Start of Excerpted data
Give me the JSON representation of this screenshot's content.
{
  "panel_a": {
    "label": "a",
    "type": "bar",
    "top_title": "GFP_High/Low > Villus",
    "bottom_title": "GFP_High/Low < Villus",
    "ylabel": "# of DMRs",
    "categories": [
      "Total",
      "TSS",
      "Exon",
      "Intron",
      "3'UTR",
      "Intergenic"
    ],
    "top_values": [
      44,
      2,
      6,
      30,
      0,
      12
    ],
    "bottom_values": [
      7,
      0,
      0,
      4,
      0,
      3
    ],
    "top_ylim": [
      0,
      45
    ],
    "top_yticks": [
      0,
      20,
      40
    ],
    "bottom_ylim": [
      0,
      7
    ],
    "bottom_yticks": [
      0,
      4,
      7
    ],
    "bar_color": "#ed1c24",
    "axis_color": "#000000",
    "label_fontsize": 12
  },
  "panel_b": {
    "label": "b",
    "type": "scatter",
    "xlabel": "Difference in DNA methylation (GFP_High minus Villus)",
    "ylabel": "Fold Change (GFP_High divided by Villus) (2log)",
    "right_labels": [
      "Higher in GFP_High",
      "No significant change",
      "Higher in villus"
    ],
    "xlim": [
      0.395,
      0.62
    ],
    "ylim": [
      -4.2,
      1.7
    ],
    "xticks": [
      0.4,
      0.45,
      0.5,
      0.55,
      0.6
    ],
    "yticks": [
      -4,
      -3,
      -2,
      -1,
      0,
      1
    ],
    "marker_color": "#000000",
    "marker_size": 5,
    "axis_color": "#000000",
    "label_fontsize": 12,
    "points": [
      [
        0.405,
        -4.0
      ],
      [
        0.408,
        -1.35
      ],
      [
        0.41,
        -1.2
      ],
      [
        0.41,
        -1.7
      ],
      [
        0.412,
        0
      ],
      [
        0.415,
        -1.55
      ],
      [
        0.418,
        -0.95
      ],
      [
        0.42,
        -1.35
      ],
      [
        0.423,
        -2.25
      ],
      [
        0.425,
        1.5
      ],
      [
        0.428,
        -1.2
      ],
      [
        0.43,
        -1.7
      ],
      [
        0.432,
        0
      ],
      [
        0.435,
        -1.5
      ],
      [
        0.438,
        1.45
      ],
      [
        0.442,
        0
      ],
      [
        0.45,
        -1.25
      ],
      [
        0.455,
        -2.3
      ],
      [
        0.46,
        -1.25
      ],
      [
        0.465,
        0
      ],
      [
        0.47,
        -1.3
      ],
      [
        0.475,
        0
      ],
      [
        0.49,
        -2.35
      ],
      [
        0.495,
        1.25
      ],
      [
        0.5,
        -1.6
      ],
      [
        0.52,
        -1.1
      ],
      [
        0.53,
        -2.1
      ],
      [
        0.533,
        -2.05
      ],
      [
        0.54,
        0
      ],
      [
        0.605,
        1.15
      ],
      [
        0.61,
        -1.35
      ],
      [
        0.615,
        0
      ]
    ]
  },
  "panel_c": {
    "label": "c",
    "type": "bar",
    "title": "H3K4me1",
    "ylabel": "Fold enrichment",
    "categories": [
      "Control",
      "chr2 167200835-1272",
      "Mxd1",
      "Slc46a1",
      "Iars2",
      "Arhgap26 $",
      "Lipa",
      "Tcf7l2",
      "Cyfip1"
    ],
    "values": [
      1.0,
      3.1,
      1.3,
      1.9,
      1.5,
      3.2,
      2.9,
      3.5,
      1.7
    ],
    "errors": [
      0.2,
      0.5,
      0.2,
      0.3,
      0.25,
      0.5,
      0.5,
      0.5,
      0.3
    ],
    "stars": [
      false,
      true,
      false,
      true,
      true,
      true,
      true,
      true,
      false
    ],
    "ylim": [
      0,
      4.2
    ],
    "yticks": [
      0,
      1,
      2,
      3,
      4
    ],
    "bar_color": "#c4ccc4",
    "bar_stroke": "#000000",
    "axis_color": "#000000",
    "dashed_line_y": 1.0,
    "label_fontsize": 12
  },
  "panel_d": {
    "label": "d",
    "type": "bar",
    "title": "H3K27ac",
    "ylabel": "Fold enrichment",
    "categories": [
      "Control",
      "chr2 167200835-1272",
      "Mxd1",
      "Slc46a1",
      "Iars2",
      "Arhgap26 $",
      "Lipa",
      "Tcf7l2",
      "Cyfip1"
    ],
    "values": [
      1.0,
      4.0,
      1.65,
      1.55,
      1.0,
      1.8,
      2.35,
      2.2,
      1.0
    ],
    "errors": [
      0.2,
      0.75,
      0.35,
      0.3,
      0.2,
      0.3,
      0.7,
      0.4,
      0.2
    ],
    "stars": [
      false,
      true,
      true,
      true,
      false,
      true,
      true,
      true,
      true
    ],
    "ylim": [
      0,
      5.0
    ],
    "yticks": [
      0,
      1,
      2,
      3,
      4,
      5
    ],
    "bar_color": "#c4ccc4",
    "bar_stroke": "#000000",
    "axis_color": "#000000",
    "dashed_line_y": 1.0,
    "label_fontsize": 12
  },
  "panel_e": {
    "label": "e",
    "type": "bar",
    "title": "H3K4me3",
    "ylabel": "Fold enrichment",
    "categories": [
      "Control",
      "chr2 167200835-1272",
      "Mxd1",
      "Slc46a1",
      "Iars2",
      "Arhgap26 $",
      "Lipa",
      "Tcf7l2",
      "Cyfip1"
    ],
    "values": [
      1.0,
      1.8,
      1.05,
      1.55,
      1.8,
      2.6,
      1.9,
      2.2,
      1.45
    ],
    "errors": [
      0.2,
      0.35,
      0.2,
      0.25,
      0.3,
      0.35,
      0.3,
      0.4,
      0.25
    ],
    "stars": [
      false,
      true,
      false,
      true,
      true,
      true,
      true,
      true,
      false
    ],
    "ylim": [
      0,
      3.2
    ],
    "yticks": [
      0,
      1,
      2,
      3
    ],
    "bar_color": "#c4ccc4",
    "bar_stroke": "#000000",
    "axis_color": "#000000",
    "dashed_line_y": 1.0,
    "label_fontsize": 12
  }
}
End of Excerpted data
*Description of the task:*
Send back every record, precisely as written.

*Result for this exercise:*
Give me the JSON representation of this screenshot's content.
{
  "panel_a": {
    "label": "a",
    "type": "bar",
    "top_title": "GFP_High/Low > Villus",
    "bottom_title": "GFP_High/Low < Villus",
    "ylabel": "# of DMRs",
    "categories": [
      "Total",
      "TSS",
      "Exon",
      "Intron",
      "3'UTR",
      "Intergenic"
    ],
    "top_values": [
      44,
      2,
      6,
      30,
      0,
      12
    ],
    "bottom_values": [
      7,
      0,
      0,
      4,
      0,
      3
    ],
    "top_ylim": [
      0,
      45
    ],
    "top_yticks": [
      0,
      20,
      40
    ],
    "bottom_ylim": [
      0,
      7
    ],
    "bottom_yticks": [
      0,
      4,
      7
    ],
    "bar_color": "#ed1c24",
    "axis_color": "#000000",
    "label_fontsize": 12
  },
  "panel_b": {
    "label": "b",
    "type": "scatter",
    "xlabel": "Difference in DNA methylation (GFP_High minus Villus)",
    "ylabel": "Fold Change (GFP_High divided by Villus) (2log)",
    "right_labels": [
      "Higher in GFP_High",
      "No significant change",
      "Higher in villus"
    ],
    "xlim": [
      0.395,
      0.62
    ],
    "ylim": [
      -4.2,
      1.7
    ],
    "xticks": [
      0.4,
      0.45,
      0.5,
      0.55,
      0.6
    ],
    "yticks": [
      -4,
      -3,
      -2,
      -1,
      0,
      1
    ],
    "marker_color": "#000000",
    "marker_size": 5,
    "axis_color": "#000000",
    "label_fontsize": 12,
    "points": [
      [
        0.405,
        -4.0
      ],
      [
        0.408,
        -1.35
      ],
      [
        0.41,
        -1.2
      ],
      [
        0.41,
        -1.7
      ],
      [
        0.412,
        0
      ],
      [
        0.415,
        -1.55
      ],
      [
        0.418,
        -0.95
      ],
      [
        0.42,
        -1.35
      ],
      [
        0.423,
        -2.25
      ],
      [
        0.425,
        1.5
      ],
      [
        0.428,
        -1.2
      ],
      [
        0.43,
        -1.7
      ],
      [
        0.432,
        0
      ],
      [
        0.435,
        -1.5
      ],
      [
        0.438,
        1.45
      ],
      [
        0.442,
        0
      ],
      [
        0.45,
        -1.25
      ],
      [
        0.455,
        -2.3
      ],
      [
        0.46,
        -1.25
      ],
      [
        0.465,
        0
      ],
      [
        0.47,
        -1.3
      ],
      [
        0.475,
        0
      ],
      [
        0.49,
        -2.35
      ],
      [
        0.495,
        1.25
      ],
      [
        0.5,
        -1.6
      ],
      [
        0.52,
        -1.1
      ],
      [
        0.53,
        -2.1
      ],
      [
        0.533,
        -2.05
      ],
      [
        0.54,
        0
      ],
      [
        0.605,
        1.15
      ],
      [
        0.61,
        -1.35
      ],
      [
        0.615,
        0
      ]
    ]
  },
  "panel_c": {
    "label": "c",
    "type": "bar",
    "title": "H3K4me1",
    "ylabel": "Fold enrichment",
    "categories": [
      "Control",
      "chr2 167200835-1272",
      "Mxd1",
      "Slc46a1",
      "Iars2",
      "Arhgap26 $",
      "Lipa",
      "Tcf7l2",
      "Cyfip1"
    ],
    "values": [
      1.0,
      3.1,
      1.3,
      1.9,
      1.5,
      3.2,
      2.9,
      3.5,
      1.7
    ],
    "errors": [
      0.2,
      0.5,
      0.2,
      0.3,
      0.25,
      0.5,
      0.5,
      0.5,
      0.3
    ],
    "stars": [
      false,
      true,
      false,
      true,
      true,
      true,
      true,
      true,
      false
    ],
    "ylim": [
      0,
      4.2
    ],
    "yticks": [
      0,
      1,
      2,
      3,
      4
    ],
    "bar_color": "#c4ccc4",
    "bar_stroke": "#000000",
    "axis_color": "#000000",
    "dashed_line_y": 1.0,
    "label_fontsize": 12
  },
  "panel_d": {
    "label": "d",
    "type": "bar",
    "title": "H3K27ac",
    "ylabel": "Fold enrichment",
    "categories": [
      "Control",
      "chr2 167200835-1272",
      "Mxd1",
      "Slc46a1",
      "Iars2",
      "Arhgap26 $",
      "Lipa",
      "Tcf7l2",
      "Cyfip1"
    ],
    "values": [
      1.0,
      4.0,
      1.65,
      1.55,
      1.0,
      1.8,
      2.35,
      2.2,
      1.0
    ],
    "errors": [
      0.2,
      0.75,
      0.35,
      0.3,
      0.2,
      0.3,
      0.7,
      0.4,
      0.2
    ],
    "stars": [
      false,
      true,
      true,
      true,
      false,
      true,
      true,
      true,
      true
    ],
    "ylim": [
      0,
      5.0
    ],
    "yticks": [
      0,
      1,
      2,
      3,
      4,
      5
    ],
    "bar_color": "#c4ccc4",
    "bar_stroke": "#000000",
    "axis_color": "#000000",
    "dashed_line_y": 1.0,
    "label_fontsize": 12
  },
  "panel_e": {
    "label": "e",
    "type": "bar",
    "title": "H3K4me3",
    "ylabel": "Fold enrichment",
    "categories": [
      "Control",
      "chr2 167200835-1272",
      "Mxd1",
      "Slc46a1",
      "Iars2",
      "Arhgap26 $",
      "Lipa",
      "Tcf7l2",
      "Cyfip1"
    ],
    "values": [
      1.0,
      1.8,
      1.05,
      1.55,
      1.8,
      2.6,
      1.9,
      2.2,
      1.45
    ],
    "errors": [
      0.2,
      0.35,
      0.2,
      0.25,
      0.3,
      0.35,
      0.3,
      0.4,
      0.25
    ],
    "stars": [
      false,
      true,
      false,
      true,
      true,
      true,
      true,
      true,
      false
    ],
    "ylim": [
      0,
      3.2
    ],
    "yticks": [
      0,
      1,
      2,
      3
    ],
    "bar_color": "#c4ccc4",
    "bar_stroke": "#000000",
    "axis_color": "#000000",
    "dashed_line_y": 1.0,
    "label_fontsize": 12
  }
}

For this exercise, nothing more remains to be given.